======== TRECHO DA PÁGINA ========

As evidências da tragédia em Petrópolis, na região serrana do Rio, são sinestésicas. Assim que se chega às áreas centrais da cidade, todos os sentidos são despertados para o nível de destruição causada pela chuva, que já levou a 105 mortes em menos de 24 horas. A poeira domina o ar, a lama cobre o asfalto. Casas, praças e pontes estão destruídas. Os sons de helicópteros e de sirenes de viaturas, ambulâncias e caminhões dos bombeiros atordoam os ouvidos. Por todos os lados, moradores e ajudantes carregam cobertores e alimentos não perecíveis, sempre de botas ou sacolas plásticas nos pés. Enquanto isso, a água insiste em escorrer pelas ruas.
Tudo isso no Centro da antiga sede do Império, a cerca de 70 quilômetros da capital do Rio. Dali para dentro dos bairros em que a maioria dos corpos foi encontrada, o estrago é ainda maior. No Morro da Oficina, onde estima-se que tenha havido o número mais superlativo de mortes, o cenário é de destruição quase completa. A demora dos bombeiros para chegar ao local, quando os estragos começaram a acontecer, fez com que moradores tivessem que iniciar o trabalho de buscas de corpos. Alex Blatt, de 32 anos, encontrou nos escombros quatro corpos de vizinhos. Eram pessoas que estava acostumado a ver pelas redondezas.

========

- SUAS TAREFAS
1. Traduza para o inglês esta frase do texto sobre a tragédia em Petrópolis: "A poeira domina o ar, a lama cobre o asfalto."
2. Transcreva do texto sobre a tragédia em Petrópolis o trecho entre "Tudo isso no" e "ver pelas redondezas.", incluindo essas palavras.

======== DADOS EM ANÁLISE ========

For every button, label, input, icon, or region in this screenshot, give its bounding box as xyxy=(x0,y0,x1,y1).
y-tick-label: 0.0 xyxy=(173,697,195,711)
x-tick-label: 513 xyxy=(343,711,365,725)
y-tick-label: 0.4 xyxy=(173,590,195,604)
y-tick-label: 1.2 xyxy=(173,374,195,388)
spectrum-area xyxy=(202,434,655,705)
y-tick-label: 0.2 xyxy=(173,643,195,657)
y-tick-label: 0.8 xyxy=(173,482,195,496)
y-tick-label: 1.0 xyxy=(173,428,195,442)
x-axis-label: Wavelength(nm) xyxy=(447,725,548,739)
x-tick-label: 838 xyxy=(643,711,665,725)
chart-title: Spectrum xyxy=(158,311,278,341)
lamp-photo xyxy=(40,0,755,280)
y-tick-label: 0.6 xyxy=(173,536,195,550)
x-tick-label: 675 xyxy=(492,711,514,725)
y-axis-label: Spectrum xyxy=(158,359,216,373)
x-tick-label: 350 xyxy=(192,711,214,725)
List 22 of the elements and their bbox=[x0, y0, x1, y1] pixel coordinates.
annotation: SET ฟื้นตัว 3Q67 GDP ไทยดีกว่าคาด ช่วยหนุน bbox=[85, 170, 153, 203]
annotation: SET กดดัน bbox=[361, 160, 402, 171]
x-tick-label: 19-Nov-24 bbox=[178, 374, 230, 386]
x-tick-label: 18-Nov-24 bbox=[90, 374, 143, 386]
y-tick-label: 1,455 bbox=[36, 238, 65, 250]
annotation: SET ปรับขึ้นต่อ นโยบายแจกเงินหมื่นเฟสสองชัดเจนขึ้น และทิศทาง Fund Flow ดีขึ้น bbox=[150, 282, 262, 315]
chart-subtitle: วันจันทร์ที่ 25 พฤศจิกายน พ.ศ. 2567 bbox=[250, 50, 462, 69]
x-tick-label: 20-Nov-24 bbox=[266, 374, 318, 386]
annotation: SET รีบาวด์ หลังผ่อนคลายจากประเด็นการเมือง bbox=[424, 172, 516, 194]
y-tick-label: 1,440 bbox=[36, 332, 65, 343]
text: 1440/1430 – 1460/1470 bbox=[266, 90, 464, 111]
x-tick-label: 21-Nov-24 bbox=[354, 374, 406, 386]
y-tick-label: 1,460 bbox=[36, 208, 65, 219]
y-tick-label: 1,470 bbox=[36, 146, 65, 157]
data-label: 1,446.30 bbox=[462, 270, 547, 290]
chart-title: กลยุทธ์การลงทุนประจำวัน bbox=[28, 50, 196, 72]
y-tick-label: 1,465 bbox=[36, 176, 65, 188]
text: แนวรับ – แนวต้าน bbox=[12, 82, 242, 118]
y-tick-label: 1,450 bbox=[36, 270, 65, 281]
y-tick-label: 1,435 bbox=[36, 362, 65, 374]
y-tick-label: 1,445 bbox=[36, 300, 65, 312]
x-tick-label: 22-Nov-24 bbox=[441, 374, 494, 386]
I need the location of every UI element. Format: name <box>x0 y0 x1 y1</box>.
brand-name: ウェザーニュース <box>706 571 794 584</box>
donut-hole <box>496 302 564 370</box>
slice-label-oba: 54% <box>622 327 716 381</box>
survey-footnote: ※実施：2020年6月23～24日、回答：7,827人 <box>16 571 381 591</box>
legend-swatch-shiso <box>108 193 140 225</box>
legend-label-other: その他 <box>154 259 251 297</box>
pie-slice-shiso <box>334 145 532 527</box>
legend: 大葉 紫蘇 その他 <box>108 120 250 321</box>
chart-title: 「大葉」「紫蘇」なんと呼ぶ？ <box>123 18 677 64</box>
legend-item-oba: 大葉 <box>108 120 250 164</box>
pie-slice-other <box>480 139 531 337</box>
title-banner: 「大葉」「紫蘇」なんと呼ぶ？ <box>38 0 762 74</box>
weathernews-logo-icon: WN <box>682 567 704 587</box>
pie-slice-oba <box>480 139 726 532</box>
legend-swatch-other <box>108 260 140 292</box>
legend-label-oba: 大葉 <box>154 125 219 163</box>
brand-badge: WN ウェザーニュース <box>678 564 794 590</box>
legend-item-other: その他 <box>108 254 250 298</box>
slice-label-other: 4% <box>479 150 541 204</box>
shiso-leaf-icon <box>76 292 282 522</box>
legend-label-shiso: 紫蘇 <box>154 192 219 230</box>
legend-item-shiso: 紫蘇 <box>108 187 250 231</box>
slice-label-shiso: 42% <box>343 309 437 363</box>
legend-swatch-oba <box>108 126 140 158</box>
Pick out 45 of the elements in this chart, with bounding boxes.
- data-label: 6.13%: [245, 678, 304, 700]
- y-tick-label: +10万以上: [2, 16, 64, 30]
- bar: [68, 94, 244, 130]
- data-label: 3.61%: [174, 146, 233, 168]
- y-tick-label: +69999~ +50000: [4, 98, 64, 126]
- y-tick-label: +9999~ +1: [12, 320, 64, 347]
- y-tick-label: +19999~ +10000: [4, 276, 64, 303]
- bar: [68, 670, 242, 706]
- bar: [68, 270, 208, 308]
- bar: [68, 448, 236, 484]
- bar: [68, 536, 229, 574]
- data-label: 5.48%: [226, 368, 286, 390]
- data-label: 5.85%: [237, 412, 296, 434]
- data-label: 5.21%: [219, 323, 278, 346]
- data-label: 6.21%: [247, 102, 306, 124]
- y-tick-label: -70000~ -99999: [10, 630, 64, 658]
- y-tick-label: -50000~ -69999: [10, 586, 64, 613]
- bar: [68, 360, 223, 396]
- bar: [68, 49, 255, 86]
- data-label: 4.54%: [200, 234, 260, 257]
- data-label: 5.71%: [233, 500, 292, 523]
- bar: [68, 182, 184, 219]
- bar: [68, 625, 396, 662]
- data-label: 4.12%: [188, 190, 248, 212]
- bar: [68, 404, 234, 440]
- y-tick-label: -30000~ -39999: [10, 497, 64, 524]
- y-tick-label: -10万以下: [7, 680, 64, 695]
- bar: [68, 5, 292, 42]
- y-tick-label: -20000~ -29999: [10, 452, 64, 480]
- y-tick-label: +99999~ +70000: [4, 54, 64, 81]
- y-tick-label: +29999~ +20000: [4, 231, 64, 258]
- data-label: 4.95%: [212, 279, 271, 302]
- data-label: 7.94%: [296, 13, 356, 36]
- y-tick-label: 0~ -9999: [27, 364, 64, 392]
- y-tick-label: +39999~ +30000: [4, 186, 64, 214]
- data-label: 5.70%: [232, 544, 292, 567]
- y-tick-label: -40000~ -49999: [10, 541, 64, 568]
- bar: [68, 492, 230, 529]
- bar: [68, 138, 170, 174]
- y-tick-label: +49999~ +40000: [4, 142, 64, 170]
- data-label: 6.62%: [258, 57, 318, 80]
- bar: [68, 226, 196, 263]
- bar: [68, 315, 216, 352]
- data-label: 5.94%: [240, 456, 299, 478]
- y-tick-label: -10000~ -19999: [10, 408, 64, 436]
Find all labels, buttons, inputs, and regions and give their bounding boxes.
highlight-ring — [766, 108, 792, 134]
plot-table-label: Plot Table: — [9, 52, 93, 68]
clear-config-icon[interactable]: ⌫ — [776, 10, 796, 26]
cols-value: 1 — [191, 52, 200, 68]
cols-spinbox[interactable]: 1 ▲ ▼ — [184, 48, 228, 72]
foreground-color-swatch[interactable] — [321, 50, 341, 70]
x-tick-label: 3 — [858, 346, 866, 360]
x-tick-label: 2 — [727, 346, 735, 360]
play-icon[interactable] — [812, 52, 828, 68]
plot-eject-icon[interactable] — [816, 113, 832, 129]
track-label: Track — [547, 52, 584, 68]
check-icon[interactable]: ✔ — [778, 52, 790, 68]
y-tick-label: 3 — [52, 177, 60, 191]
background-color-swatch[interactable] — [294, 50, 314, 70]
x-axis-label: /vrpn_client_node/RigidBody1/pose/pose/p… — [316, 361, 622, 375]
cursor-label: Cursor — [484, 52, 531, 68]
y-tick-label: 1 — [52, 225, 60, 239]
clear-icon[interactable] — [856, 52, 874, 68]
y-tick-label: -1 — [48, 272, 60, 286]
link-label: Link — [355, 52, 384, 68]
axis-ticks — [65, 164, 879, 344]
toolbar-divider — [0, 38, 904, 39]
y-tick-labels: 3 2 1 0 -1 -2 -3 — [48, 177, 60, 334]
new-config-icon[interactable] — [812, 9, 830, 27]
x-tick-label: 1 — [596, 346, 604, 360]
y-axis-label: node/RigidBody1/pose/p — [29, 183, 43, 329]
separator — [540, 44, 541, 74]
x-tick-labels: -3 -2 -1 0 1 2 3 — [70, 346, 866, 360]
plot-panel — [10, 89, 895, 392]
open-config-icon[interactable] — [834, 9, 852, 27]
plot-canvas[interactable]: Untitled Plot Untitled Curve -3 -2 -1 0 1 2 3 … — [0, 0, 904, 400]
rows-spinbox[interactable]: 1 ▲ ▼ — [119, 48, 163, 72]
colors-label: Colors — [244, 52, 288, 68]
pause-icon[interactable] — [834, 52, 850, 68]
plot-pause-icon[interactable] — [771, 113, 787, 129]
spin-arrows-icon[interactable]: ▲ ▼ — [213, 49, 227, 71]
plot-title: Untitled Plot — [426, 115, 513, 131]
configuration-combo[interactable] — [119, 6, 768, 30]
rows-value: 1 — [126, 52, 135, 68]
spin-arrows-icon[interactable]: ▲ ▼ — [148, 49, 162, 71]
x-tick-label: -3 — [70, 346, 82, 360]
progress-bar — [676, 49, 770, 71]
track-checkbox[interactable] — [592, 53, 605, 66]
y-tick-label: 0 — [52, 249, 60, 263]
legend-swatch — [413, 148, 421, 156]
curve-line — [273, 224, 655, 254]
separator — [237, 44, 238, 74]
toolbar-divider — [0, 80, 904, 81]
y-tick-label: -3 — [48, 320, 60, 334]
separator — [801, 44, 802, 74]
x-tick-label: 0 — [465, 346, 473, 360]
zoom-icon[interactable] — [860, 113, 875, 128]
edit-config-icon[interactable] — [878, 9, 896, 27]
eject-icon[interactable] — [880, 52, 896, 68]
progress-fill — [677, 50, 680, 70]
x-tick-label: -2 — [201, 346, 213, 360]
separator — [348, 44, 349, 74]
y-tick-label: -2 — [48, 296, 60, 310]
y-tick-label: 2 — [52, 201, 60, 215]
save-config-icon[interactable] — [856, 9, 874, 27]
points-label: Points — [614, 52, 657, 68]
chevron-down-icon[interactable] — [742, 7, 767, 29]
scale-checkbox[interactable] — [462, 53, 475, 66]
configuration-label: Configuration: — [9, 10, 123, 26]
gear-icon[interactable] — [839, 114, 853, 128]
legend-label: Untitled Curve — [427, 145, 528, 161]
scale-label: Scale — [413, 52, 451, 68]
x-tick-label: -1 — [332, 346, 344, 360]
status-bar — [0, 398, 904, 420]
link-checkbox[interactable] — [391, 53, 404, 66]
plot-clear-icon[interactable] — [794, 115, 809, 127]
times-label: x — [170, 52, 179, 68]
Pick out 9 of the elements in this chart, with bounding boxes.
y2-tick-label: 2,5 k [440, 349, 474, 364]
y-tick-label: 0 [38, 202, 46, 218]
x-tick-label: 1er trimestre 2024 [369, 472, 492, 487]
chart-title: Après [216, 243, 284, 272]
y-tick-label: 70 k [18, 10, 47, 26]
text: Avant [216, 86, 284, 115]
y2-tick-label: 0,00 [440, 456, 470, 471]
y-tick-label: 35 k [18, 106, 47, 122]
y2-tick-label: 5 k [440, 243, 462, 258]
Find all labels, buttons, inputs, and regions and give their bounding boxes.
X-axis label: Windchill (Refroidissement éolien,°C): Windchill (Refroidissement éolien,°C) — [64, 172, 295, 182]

========

- RESPOSTAS DADAS
1. Dust fills the air, and mud covers the asphalt.

2.
Tudo isso no Centro da antiga sede do Império, a cerca de 70 quilômetros da capital do Rio. Dali para dentro dos bairros em que a maioria dos corpos foi encontrada, o estrago é ainda maior. No Morro da Oficina, onde estima-se que tenha havido o número mais superlativo de mortes, o cenário é de destruição quase completa. A demora dos bombeiros para chegar ao local, quando os estragos começaram a acontecer, fez com que moradores tivessem que iniciar o trabalho de buscas de corpos. Alex Blatt, de 32 anos, encontrou nos escombros quatro corpos de vizinhos. Eram pessoas que estava acostumado a ver pelas redondezas.